### Instructions for the task
Count up the lines in the following listing that hold the word "Saskatchewan", then give only that count.

□ □ □ □

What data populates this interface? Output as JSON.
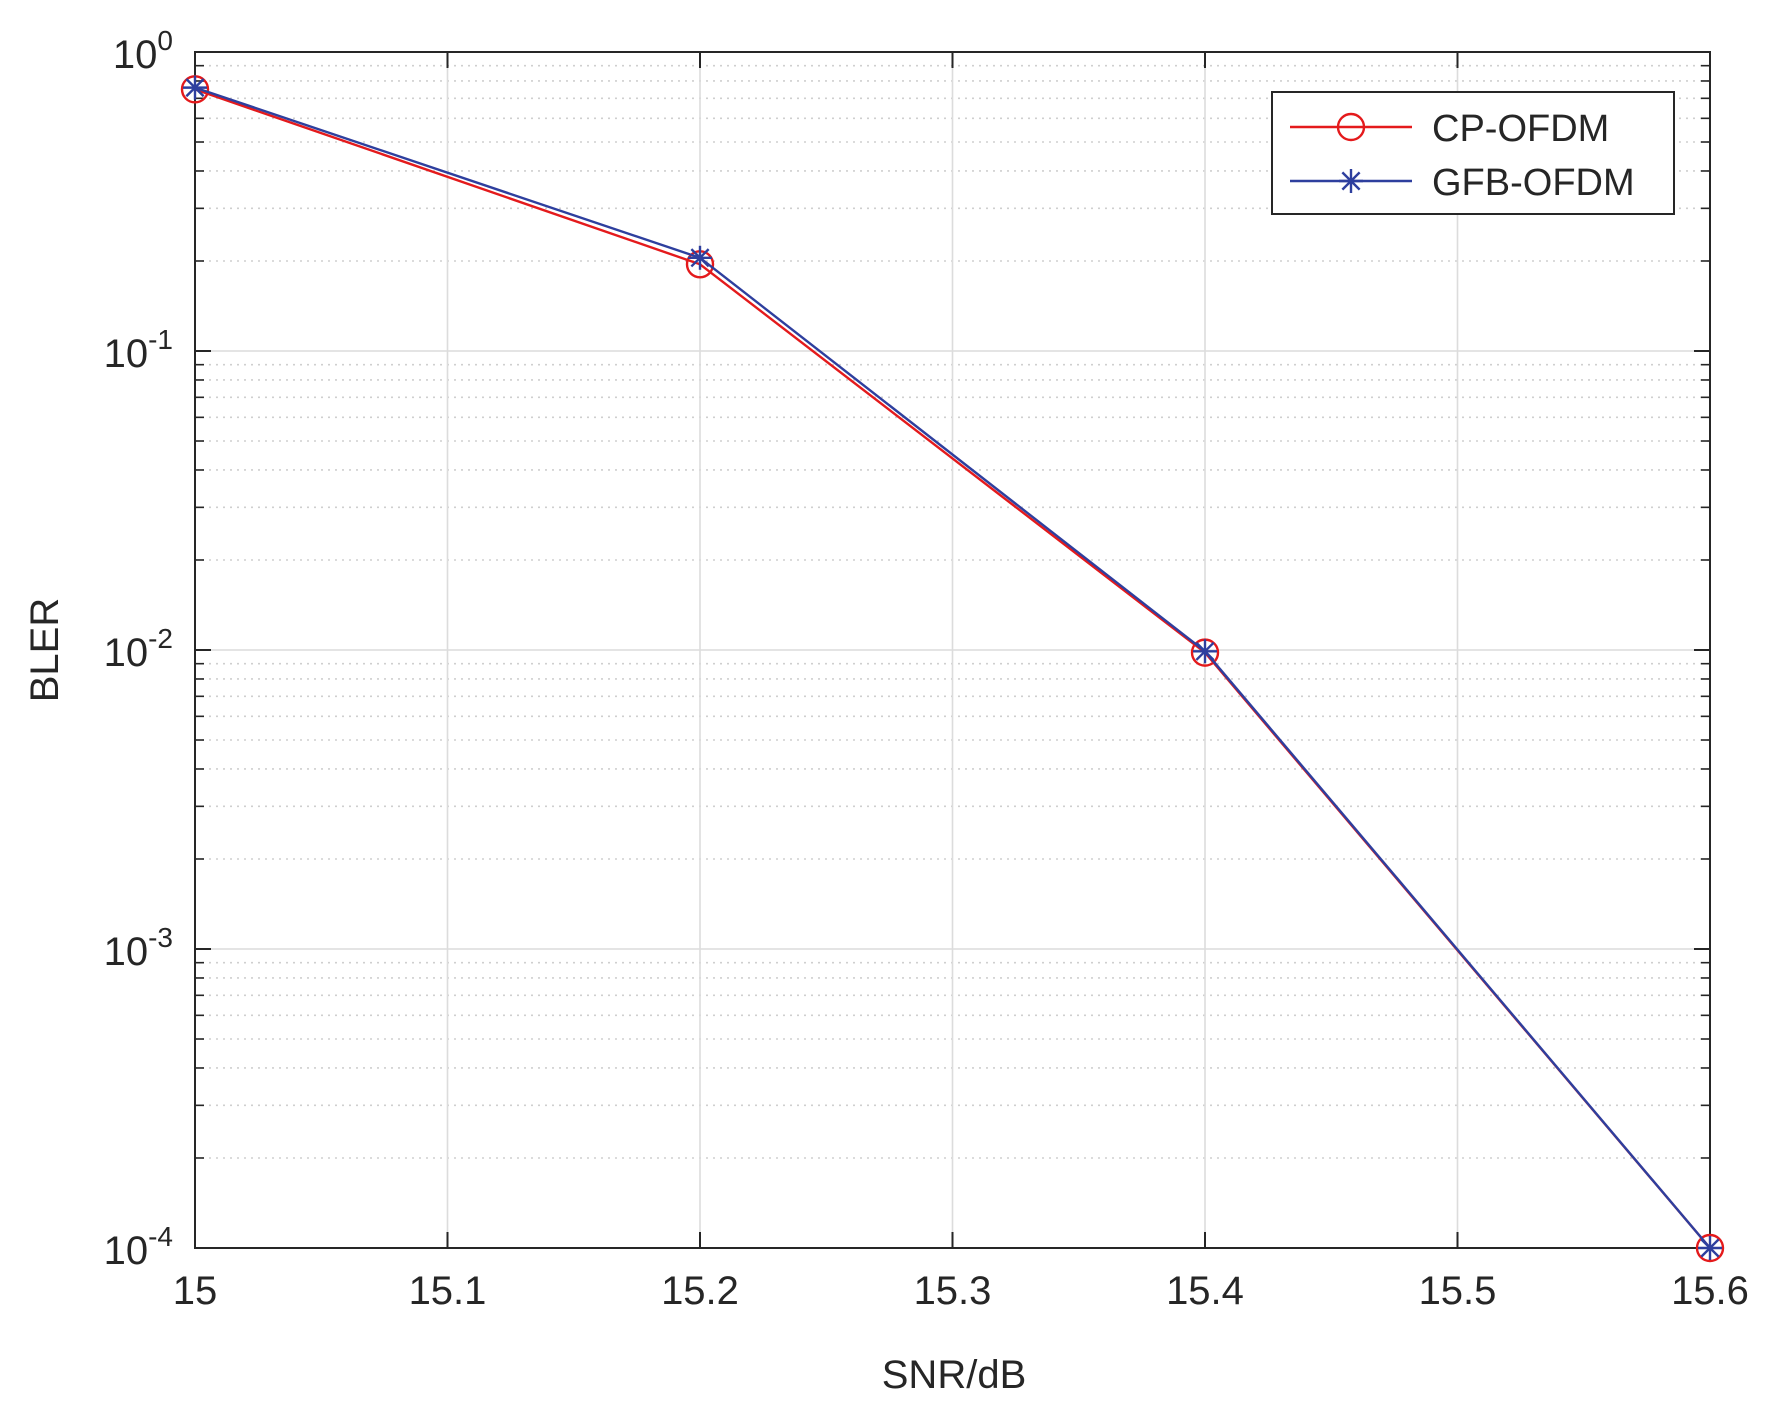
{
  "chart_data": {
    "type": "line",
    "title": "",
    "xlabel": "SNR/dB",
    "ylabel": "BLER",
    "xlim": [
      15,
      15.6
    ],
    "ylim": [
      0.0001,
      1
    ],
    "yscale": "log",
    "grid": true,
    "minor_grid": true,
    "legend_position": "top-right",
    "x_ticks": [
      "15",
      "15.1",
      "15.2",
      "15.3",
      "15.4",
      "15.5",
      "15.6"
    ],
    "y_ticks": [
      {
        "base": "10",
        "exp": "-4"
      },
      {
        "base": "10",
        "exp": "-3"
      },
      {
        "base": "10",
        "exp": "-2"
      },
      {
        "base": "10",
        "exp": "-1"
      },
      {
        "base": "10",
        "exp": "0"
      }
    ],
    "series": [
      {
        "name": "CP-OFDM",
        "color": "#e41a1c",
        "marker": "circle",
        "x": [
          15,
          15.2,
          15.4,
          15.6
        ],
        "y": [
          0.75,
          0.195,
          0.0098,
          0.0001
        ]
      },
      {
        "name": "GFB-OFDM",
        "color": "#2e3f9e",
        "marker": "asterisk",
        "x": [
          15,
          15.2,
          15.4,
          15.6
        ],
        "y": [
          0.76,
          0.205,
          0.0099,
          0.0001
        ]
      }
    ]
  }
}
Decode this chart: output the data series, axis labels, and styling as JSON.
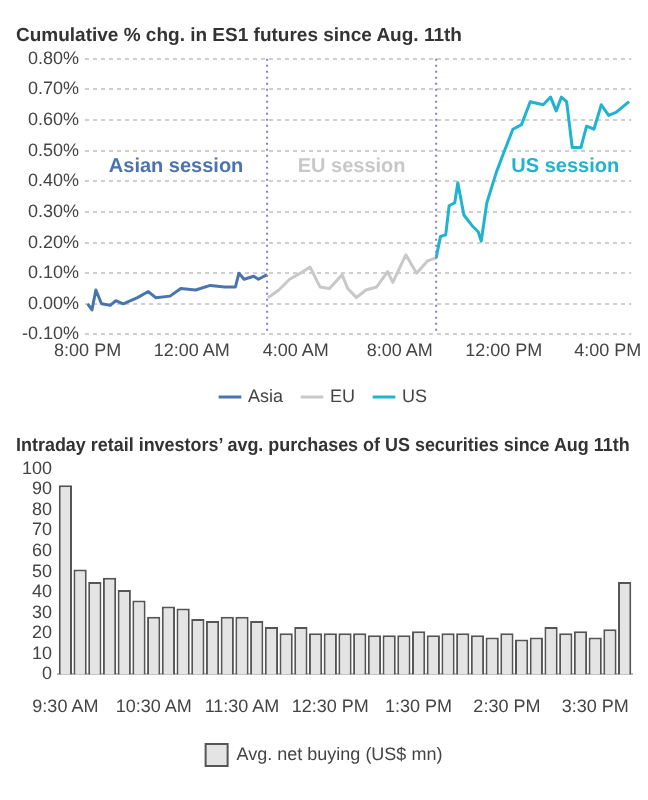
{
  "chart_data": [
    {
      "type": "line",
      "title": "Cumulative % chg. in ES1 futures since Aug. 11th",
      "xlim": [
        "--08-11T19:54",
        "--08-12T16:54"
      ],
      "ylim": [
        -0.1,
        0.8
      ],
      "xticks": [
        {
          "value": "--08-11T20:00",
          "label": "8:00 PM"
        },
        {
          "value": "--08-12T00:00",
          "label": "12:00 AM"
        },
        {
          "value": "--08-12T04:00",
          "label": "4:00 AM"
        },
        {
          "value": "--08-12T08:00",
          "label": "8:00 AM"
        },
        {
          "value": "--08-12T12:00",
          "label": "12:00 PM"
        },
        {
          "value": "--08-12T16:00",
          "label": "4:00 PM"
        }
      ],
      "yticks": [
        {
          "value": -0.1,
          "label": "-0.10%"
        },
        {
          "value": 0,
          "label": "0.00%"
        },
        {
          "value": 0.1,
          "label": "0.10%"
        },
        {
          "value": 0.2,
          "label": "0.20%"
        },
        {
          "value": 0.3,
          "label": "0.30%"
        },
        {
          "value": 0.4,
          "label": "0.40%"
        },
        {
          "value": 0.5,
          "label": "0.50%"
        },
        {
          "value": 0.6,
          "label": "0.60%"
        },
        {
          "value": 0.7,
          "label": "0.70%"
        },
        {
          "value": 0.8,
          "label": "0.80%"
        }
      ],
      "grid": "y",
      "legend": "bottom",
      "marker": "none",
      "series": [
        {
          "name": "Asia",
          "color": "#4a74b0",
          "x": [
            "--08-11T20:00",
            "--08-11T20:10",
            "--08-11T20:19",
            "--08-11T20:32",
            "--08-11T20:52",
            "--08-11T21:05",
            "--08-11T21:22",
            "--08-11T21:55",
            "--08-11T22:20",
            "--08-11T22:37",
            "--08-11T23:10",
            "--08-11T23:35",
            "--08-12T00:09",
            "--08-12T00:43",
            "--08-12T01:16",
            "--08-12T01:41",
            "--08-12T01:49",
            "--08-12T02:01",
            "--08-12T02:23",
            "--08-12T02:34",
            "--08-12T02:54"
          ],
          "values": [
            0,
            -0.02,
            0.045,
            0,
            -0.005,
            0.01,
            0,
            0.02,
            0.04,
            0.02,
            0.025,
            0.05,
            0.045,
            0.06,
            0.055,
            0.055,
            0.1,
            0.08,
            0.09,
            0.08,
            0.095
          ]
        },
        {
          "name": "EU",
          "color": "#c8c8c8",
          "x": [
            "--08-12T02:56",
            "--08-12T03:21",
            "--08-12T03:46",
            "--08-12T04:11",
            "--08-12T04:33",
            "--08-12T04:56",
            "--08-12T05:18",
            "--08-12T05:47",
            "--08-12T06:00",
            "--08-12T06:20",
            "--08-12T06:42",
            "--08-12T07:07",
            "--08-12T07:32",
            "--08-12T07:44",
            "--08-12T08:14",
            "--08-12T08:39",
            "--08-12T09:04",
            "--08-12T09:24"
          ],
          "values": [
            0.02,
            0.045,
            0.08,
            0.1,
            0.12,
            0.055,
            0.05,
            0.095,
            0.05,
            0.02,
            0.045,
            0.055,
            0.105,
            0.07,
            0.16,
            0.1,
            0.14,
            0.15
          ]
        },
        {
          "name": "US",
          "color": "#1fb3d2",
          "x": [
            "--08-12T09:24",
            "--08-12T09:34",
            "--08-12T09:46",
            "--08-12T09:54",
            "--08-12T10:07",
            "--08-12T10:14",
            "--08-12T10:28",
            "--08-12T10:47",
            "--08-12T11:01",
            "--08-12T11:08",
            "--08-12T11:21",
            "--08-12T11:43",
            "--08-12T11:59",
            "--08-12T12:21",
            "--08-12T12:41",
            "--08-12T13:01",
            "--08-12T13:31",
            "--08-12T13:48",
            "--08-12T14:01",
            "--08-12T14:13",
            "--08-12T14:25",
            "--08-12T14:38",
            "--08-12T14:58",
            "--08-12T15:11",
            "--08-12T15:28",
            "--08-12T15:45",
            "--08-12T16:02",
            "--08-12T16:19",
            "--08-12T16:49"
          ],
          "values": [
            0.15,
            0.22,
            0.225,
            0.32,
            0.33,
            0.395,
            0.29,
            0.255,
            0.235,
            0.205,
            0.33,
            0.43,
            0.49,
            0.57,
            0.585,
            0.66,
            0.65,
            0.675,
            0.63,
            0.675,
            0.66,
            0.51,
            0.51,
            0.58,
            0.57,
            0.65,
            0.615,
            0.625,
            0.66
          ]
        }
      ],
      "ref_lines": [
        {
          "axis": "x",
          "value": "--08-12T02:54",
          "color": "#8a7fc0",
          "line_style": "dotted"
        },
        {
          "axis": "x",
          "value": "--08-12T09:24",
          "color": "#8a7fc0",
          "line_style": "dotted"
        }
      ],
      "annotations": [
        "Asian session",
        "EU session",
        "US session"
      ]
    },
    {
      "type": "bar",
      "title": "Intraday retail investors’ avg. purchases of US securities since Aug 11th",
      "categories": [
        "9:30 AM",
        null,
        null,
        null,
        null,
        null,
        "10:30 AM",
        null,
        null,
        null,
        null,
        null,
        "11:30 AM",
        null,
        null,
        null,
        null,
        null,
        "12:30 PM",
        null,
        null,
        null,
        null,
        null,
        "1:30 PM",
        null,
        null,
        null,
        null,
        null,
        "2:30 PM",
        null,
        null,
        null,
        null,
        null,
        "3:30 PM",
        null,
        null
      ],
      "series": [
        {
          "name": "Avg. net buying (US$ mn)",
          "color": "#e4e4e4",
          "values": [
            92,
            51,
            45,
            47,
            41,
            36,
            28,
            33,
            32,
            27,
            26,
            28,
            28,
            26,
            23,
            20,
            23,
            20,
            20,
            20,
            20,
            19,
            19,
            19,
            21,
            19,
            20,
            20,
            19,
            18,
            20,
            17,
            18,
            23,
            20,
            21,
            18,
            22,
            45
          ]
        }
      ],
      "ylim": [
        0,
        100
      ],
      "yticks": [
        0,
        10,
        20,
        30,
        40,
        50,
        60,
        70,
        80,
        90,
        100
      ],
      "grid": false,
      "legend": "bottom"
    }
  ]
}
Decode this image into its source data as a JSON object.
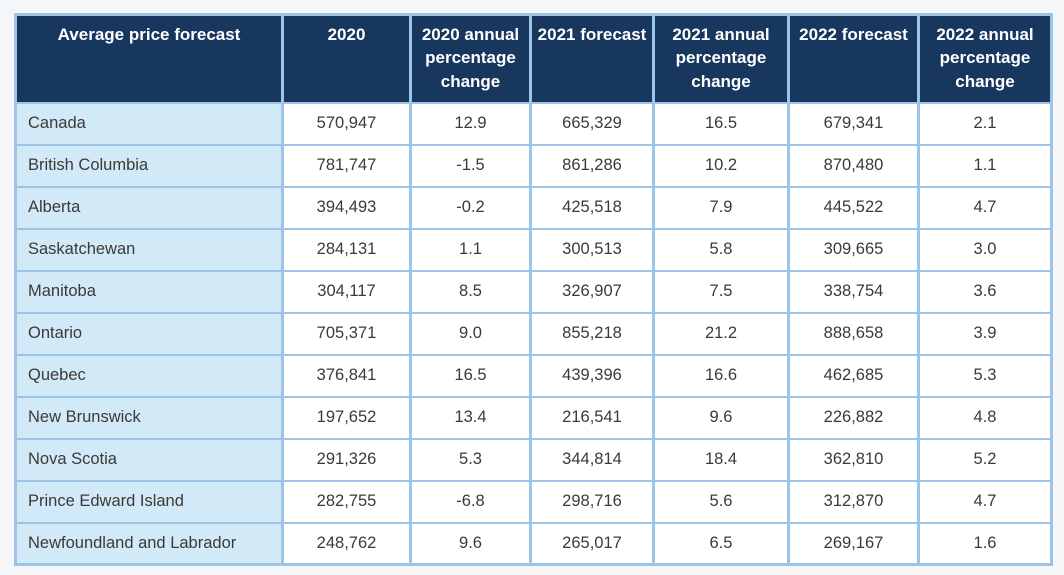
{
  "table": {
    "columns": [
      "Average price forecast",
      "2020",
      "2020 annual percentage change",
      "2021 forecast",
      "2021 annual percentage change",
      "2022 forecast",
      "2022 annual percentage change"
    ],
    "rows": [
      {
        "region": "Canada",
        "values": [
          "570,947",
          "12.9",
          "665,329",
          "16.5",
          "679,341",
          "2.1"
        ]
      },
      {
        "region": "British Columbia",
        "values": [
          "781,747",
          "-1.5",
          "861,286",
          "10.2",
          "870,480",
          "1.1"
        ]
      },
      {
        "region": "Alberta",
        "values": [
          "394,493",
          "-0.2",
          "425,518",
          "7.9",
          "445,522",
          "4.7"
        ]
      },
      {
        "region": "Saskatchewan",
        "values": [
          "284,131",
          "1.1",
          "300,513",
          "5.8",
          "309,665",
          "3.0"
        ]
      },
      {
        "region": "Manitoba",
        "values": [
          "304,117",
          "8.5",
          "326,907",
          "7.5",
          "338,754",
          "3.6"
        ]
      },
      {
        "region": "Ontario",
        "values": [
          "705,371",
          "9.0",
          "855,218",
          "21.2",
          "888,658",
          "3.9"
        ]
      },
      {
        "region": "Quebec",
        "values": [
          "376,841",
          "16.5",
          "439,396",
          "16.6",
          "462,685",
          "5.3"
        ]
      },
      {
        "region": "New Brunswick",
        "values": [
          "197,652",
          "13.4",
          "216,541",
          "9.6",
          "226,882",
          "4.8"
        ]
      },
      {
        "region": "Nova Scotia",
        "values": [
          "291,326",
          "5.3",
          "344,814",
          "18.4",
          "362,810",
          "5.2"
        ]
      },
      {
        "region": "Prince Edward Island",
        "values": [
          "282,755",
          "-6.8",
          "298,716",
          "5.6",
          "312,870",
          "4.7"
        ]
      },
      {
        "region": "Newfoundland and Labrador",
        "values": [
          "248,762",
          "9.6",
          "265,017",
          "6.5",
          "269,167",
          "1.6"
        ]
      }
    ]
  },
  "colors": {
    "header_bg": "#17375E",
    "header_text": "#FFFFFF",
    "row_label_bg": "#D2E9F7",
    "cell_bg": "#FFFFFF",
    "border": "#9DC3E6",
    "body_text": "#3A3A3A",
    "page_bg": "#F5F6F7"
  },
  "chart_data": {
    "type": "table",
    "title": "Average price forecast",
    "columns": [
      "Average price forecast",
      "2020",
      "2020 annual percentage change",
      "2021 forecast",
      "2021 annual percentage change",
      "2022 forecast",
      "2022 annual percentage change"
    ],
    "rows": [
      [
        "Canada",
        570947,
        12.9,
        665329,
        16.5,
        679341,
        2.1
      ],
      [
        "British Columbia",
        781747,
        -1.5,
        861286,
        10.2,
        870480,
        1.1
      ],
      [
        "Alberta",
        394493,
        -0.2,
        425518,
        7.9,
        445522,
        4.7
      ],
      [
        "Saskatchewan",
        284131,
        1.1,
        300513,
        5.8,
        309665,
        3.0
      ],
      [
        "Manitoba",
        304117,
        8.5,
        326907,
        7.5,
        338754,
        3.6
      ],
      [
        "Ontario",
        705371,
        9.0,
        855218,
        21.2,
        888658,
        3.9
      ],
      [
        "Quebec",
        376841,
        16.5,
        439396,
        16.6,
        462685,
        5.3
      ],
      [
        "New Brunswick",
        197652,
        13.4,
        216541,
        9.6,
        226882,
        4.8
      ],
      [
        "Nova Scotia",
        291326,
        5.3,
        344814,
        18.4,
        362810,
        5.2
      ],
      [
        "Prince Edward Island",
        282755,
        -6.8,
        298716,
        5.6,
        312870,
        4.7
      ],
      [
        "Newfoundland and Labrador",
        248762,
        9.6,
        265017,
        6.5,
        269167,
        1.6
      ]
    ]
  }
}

□ □ □ □

### Finished answer
2